Task directions |
Go through the listing below and gather every line with the word "little".

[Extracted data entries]
● ● ●

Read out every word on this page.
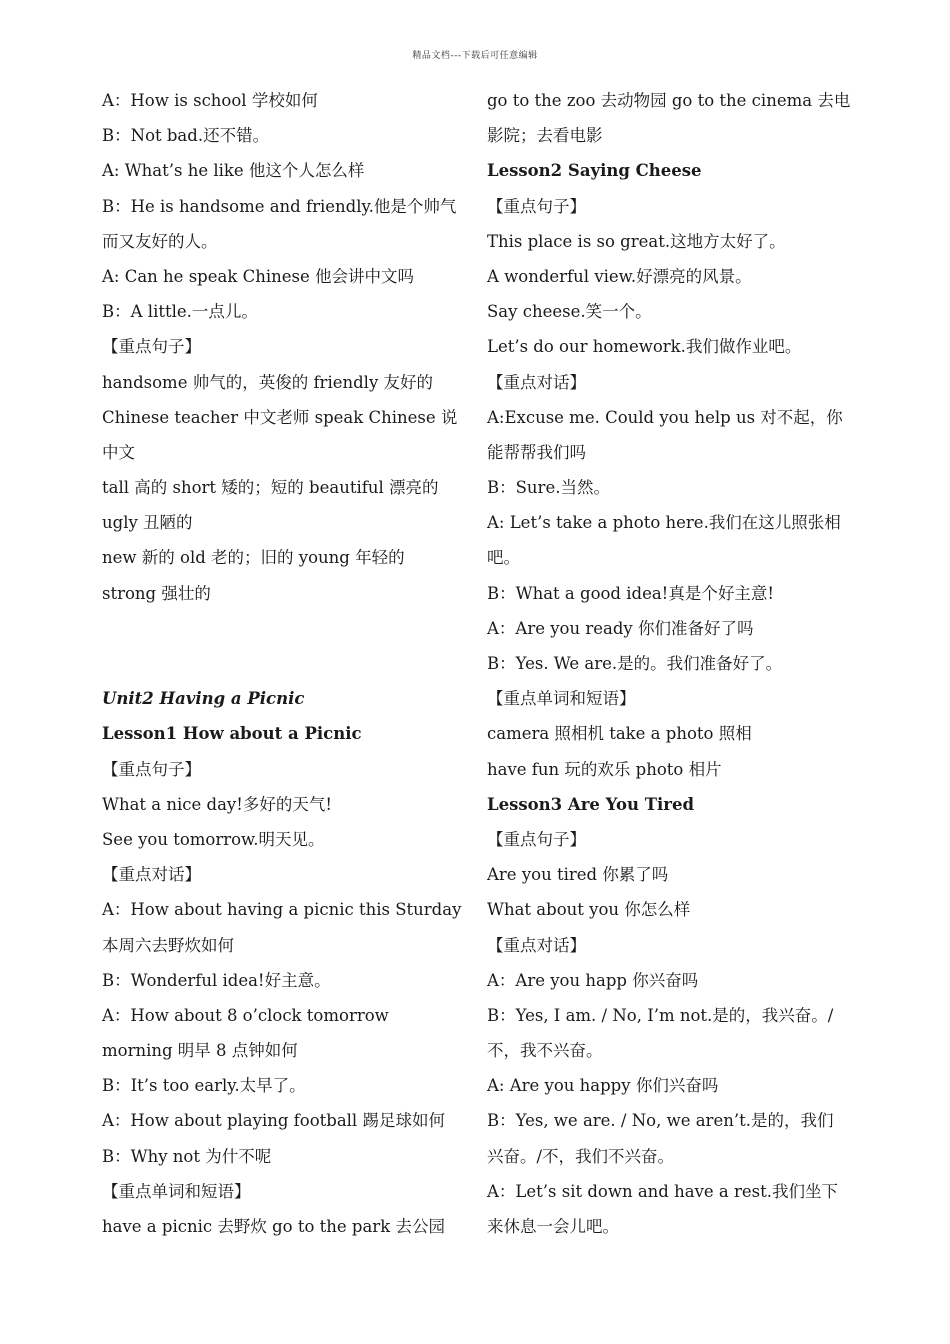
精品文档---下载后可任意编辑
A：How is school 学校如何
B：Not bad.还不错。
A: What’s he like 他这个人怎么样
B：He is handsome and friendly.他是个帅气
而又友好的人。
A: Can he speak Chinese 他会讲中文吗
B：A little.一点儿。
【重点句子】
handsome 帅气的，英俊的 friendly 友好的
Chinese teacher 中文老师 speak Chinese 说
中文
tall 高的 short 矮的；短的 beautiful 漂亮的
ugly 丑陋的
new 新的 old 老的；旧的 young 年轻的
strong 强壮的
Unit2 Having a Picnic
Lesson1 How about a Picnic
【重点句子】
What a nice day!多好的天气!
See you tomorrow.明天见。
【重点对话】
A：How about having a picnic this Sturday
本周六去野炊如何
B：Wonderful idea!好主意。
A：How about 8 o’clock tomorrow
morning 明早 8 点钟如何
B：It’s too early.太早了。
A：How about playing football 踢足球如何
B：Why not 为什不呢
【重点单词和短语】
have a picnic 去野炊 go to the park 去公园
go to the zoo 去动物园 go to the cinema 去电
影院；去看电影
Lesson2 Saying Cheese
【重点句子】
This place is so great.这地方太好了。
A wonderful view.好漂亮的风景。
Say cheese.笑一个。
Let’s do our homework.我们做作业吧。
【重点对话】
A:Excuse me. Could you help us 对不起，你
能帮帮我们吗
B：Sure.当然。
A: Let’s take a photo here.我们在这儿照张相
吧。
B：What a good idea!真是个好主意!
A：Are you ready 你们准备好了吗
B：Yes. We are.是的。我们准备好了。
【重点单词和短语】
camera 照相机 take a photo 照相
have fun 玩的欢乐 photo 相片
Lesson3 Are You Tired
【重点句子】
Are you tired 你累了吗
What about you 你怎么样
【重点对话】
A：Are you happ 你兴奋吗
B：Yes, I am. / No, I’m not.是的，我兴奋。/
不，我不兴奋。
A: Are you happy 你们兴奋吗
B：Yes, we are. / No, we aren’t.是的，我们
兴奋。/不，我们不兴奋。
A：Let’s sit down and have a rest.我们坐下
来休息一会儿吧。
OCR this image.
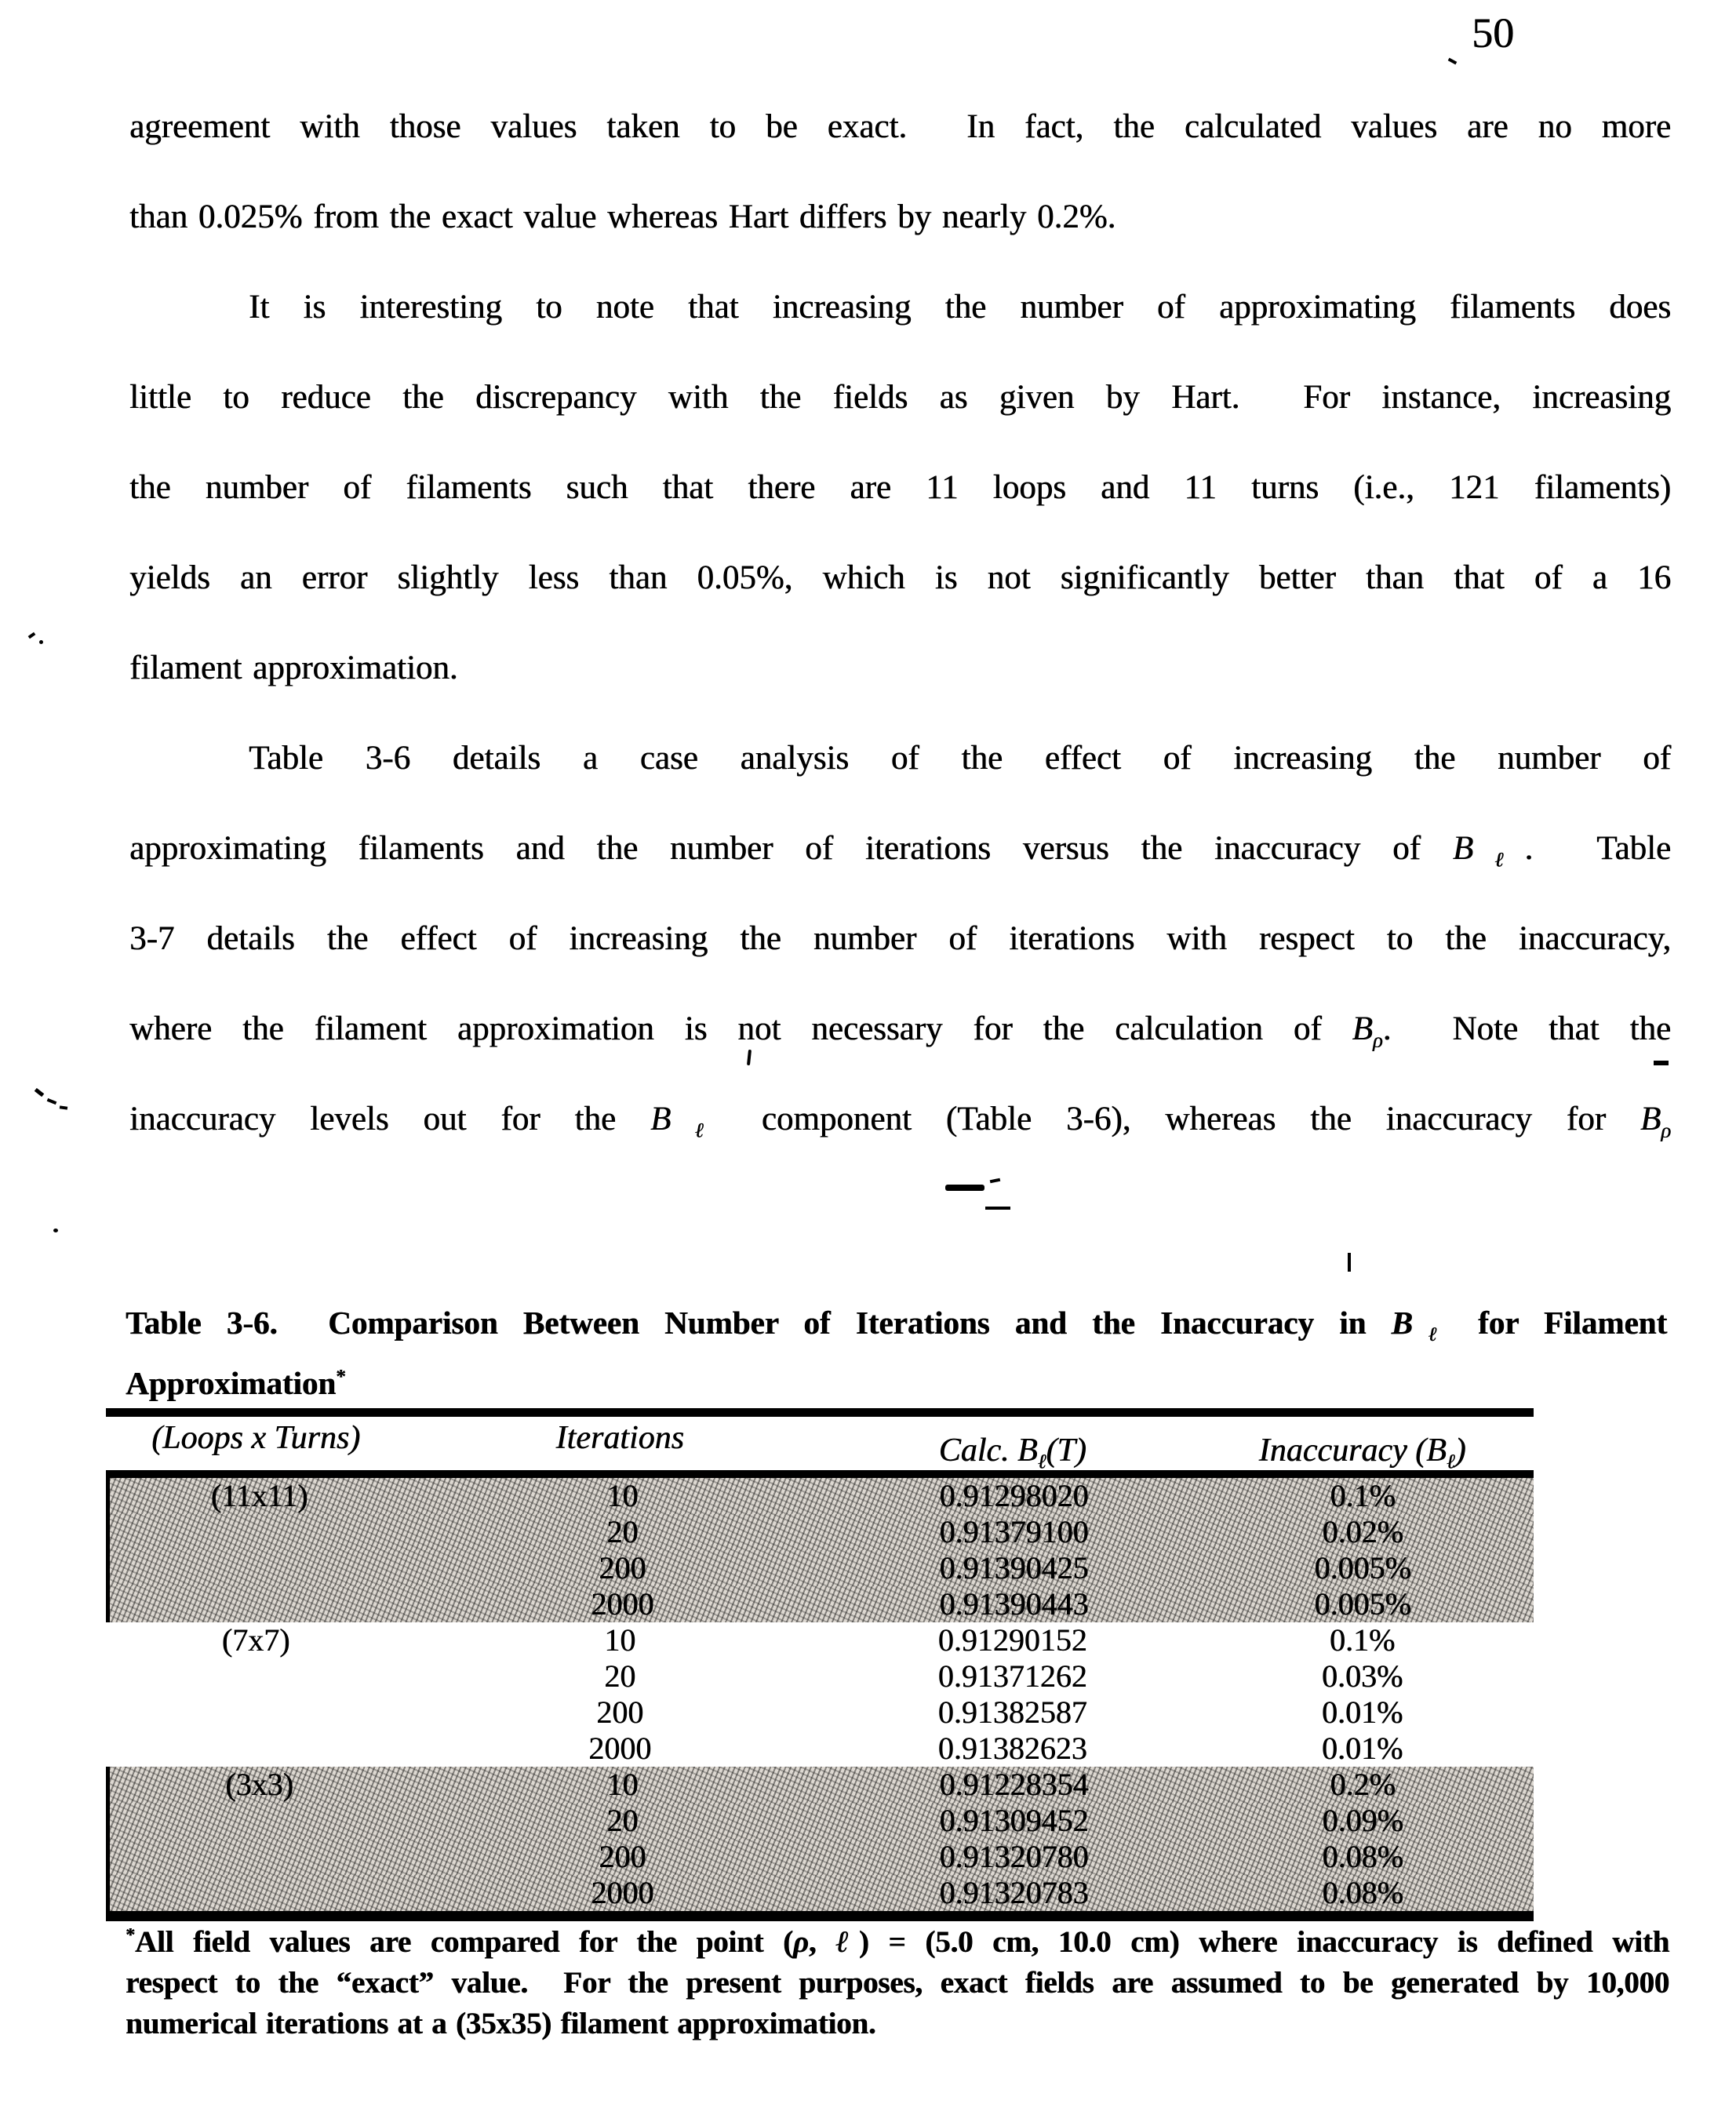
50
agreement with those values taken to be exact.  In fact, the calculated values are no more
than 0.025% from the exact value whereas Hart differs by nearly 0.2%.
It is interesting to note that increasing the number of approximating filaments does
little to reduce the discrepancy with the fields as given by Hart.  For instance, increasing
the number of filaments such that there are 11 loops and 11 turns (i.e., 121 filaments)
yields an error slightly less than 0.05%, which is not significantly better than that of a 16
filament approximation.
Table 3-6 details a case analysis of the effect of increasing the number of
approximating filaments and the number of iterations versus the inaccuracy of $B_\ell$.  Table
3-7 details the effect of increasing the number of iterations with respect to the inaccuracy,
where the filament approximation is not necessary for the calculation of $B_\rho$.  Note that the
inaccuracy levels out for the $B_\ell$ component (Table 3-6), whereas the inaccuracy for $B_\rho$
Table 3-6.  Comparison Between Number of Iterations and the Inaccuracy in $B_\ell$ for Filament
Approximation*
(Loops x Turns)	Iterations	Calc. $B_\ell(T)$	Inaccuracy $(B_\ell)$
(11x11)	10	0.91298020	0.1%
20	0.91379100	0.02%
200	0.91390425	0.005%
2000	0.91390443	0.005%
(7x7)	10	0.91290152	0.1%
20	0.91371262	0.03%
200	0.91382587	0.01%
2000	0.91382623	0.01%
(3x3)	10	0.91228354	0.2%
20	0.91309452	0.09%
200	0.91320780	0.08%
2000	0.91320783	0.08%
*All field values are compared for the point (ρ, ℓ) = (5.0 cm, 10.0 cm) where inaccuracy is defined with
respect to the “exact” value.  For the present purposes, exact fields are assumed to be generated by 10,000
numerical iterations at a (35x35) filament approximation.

● ● ●

Response below |
B：A little.一点儿。
little to reduce the discrepancy with the fields as given by Hart.  For instance, increasing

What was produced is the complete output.